* Begin *
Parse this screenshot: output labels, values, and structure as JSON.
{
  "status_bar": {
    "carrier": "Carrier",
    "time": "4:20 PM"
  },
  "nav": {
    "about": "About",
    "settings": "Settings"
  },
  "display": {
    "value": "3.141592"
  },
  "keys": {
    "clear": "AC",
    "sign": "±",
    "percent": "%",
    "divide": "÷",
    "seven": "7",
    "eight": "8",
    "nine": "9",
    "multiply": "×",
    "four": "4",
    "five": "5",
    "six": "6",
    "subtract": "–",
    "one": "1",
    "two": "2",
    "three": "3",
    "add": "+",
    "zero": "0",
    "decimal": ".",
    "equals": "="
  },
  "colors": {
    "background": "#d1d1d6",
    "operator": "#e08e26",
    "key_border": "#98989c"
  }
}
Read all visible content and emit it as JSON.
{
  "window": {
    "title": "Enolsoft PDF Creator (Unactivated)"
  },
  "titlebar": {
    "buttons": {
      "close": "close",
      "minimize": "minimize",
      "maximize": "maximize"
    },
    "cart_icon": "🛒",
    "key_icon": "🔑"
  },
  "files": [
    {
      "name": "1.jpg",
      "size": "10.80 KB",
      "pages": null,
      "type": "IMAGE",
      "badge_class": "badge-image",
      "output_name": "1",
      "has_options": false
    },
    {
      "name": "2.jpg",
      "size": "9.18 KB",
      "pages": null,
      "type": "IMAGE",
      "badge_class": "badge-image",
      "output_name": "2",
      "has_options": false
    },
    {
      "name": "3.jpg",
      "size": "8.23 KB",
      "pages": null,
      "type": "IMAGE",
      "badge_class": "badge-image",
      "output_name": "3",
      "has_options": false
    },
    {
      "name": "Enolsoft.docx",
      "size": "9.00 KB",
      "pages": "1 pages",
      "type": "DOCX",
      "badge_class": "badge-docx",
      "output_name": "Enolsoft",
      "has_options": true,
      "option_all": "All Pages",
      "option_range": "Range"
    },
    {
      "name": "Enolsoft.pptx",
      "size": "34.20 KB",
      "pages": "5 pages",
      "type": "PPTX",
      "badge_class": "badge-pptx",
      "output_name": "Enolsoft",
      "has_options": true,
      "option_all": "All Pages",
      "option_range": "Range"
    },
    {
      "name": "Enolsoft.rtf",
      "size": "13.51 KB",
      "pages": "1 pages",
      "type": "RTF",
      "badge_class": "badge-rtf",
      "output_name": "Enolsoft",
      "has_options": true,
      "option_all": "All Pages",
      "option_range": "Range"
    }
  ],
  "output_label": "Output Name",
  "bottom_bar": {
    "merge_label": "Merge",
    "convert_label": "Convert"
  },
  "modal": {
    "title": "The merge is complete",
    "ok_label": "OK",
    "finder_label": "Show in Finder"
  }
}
* End *
### What the task requires
Can you give every line above again, exactly as written?

### Written answer
Parse this screenshot: output labels, values, and structure as JSON.
{
  "status_bar": {
    "carrier": "Carrier",
    "time": "4:20 PM"
  },
  "nav": {
    "about": "About",
    "settings": "Settings"
  },
  "display": {
    "value": "3.141592"
  },
  "keys": {
    "clear": "AC",
    "sign": "±",
    "percent": "%",
    "divide": "÷",
    "seven": "7",
    "eight": "8",
    "nine": "9",
    "multiply": "×",
    "four": "4",
    "five": "5",
    "six": "6",
    "subtract": "–",
    "one": "1",
    "two": "2",
    "three": "3",
    "add": "+",
    "zero": "0",
    "decimal": ".",
    "equals": "="
  },
  "colors": {
    "background": "#d1d1d6",
    "operator": "#e08e26",
    "key_border": "#98989c"
  }
}
Read all visible content and emit it as JSON.
{
  "window": {
    "title": "Enolsoft PDF Creator (Unactivated)"
  },
  "titlebar": {
    "buttons": {
      "close": "close",
      "minimize": "minimize",
      "maximize": "maximize"
    },
    "cart_icon": "🛒",
    "key_icon": "🔑"
  },
  "files": [
    {
      "name": "1.jpg",
      "size": "10.80 KB",
      "pages": null,
      "type": "IMAGE",
      "badge_class": "badge-image",
      "output_name": "1",
      "has_options": false
    },
    {
      "name": "2.jpg",
      "size": "9.18 KB",
      "pages": null,
      "type": "IMAGE",
      "badge_class": "badge-image",
      "output_name": "2",
      "has_options": false
    },
    {
      "name": "3.jpg",
      "size": "8.23 KB",
      "pages": null,
      "type": "IMAGE",
      "badge_class": "badge-image",
      "output_name": "3",
      "has_options": false
    },
    {
      "name": "Enolsoft.docx",
      "size": "9.00 KB",
      "pages": "1 pages",
      "type": "DOCX",
      "badge_class": "badge-docx",
      "output_name": "Enolsoft",
      "has_options": true,
      "option_all": "All Pages",
      "option_range": "Range"
    },
    {
      "name": "Enolsoft.pptx",
      "size": "34.20 KB",
      "pages": "5 pages",
      "type": "PPTX",
      "badge_class": "badge-pptx",
      "output_name": "Enolsoft",
      "has_options": true,
      "option_all": "All Pages",
      "option_range": "Range"
    },
    {
      "name": "Enolsoft.rtf",
      "size": "13.51 KB",
      "pages": "1 pages",
      "type": "RTF",
      "badge_class": "badge-rtf",
      "output_name": "Enolsoft",
      "has_options": true,
      "option_all": "All Pages",
      "option_range": "Range"
    }
  ],
  "output_label": "Output Name",
  "bottom_bar": {
    "merge_label": "Merge",
    "convert_label": "Convert"
  },
  "modal": {
    "title": "The merge is complete",
    "ok_label": "OK",
    "finder_label": "Show in Finder"
  }
}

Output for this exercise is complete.